▶ [TUGAS YANG DIBERIKAN A] Salin ulang baris-baris data dengan sama persis, mulai dari baris data pertama dan berakhir pada baris yang memuat "series-label: φ 25 <box>196 98 219 110</box>", kedua ujungnya ikut disalin. Jangan sertakan gambar dalam jawaban.

▶ [KUTIPAN SUMBER]
————

Dalam kekuasaan legislatif sebetulnya esensi media sebagai penjaga kedaulatan telah lama terjadi. Salah satunya partisipasi publik. Dominasi partisipasi publik termasuk telusur risalah sidang beserta naskah akademik menjadi bagian penting karena disitulah asali asas-asas pembentukan peraturan perundang-undangan yang baik. Namun perlu disadari juga, kekuasaan legislatif juga memiliki jalur politiknya pada beragam hal misal pendidikan, kerjasamaluar negeri hingga pendapat tentang kinerja dari kekuasaan eksekutif dan yudisial.
Apabila membicarakan kekuasaan yudisial maka ia termasuk yang independen walaupun sifat independennya tetap dibatasi undang-undang. Media menjadi ajang untuk memformulasikan hasil kekuasaan yudisial terkait keadilan hukum, kemanfaatan hukum dan kepastian hukum. Yuliy A Nisnevic mengatakan bahwa dalam pemerintahan otoriter, keputusan penting menentukan tindakan masyarakat dan tindakan masyarakat merupakan bagian otoritas kecil yang disebut “innersanctums”. Pada akhirnya “innersanctums” identik dengan penguasa serta rekannya seperti yang terjadi di Burkina Faso atau Myanmar. Jika sudah demikian maka rekan setara kekuasaan yudisial adalah media.

————

▶ [BAHAN YANG DISEDIAKAN]
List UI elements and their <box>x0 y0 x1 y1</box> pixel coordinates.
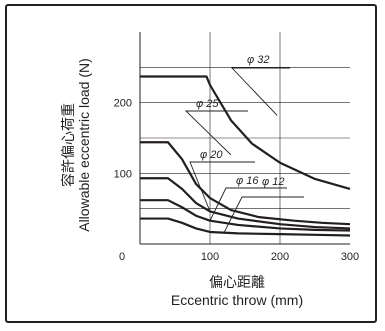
x-axis-label-jp: 偏心距離 <box>209 274 265 291</box>
x-tick-label: 300 <box>341 251 359 263</box>
series-labels: φ 32 φ 25 φ 20 φ 16 φ 12 <box>184 54 304 233</box>
y-tick-label: 200 <box>114 98 132 110</box>
x-tick-label: 100 <box>201 251 219 263</box>
series-line <box>140 199 351 232</box>
chart-frame <box>5 4 377 323</box>
series-line <box>140 75 351 190</box>
series-leader-line <box>209 187 287 221</box>
y-axis-label: Allowable eccentric load (N) <box>76 58 92 232</box>
series-label: φ 25 <box>196 98 219 110</box>
x-tick-label: 0 <box>119 251 125 263</box>
axes <box>139 32 350 245</box>
y-axis-label-jp: 容許偏心荷重 <box>60 103 77 187</box>
y-tick-label: 100 <box>114 168 132 180</box>
tick-labels: 0 100 200 300 100 200 <box>114 98 360 263</box>
series-line <box>140 141 351 226</box>
series-label: φ 32 <box>247 54 269 66</box>
series-label: φ 16 <box>236 175 259 187</box>
series-line <box>140 217 351 237</box>
series-label: φ 20 <box>200 149 223 161</box>
series-leader-line <box>189 161 255 212</box>
x-tick-label: 200 <box>271 251 289 263</box>
grid <box>140 32 350 244</box>
series-leader-line <box>184 110 248 156</box>
series-lines <box>140 75 351 237</box>
series-leader-line <box>223 196 304 233</box>
x-axis-label: Eccentric throw (mm) <box>171 292 303 308</box>
series-leader-line <box>230 67 290 116</box>
series-label: φ 12 <box>262 176 284 188</box>
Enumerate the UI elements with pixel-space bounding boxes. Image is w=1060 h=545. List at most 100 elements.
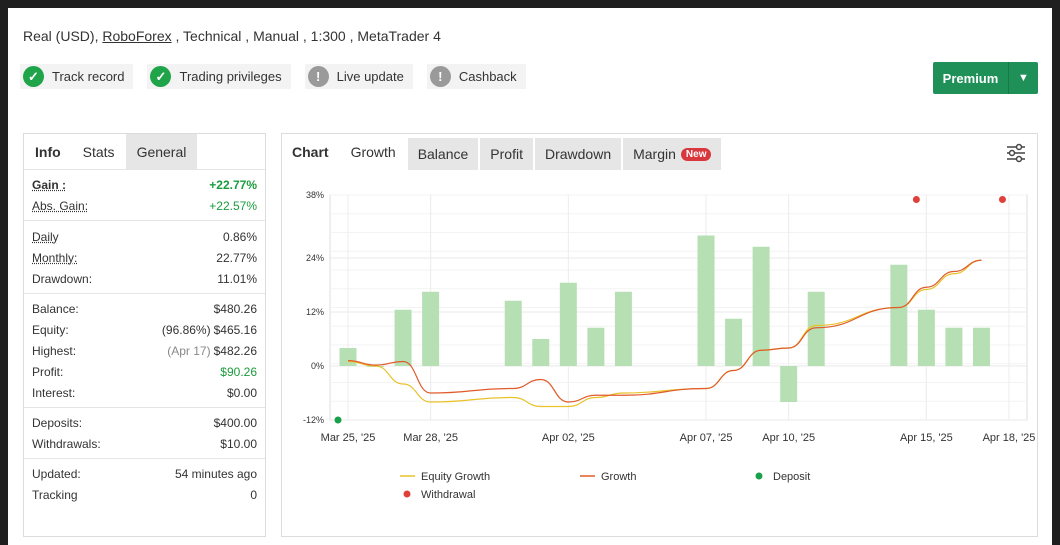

————

▶ [TUGAS YANG DIBERIKAN B] Menurut kutipan sumber tentang media dan kekuasaan, hasil kekuasaan yudisial apa saja yang diformulasikan melalui media? Sebutkan semuanya.

▶ [HASIL TUGAS A]
List UI elements and their <box>x0 y0 x1 y1</box> pixel coordinates.
x-axis-label-jp: 偏心距離 <box>209 274 265 291</box>
x-tick-label: 300 <box>341 251 359 263</box>
series-labels: φ 32 φ 25 φ 20 φ 16 φ 12 <box>184 54 304 233</box>
y-tick-label: 200 <box>114 98 132 110</box>
x-tick-label: 100 <box>201 251 219 263</box>
series-line <box>140 199 351 232</box>
chart-frame <box>5 4 377 323</box>
series-line <box>140 75 351 190</box>
series-leader-line <box>209 187 287 221</box>
y-axis-label: Allowable eccentric load (N) <box>76 58 92 232</box>
series-label: φ 25 <box>196 98 219 110</box>

▶ [HASIL TUGAS B]
- keadilan hukum
- kemanfaatan hukum
- kepastian hukum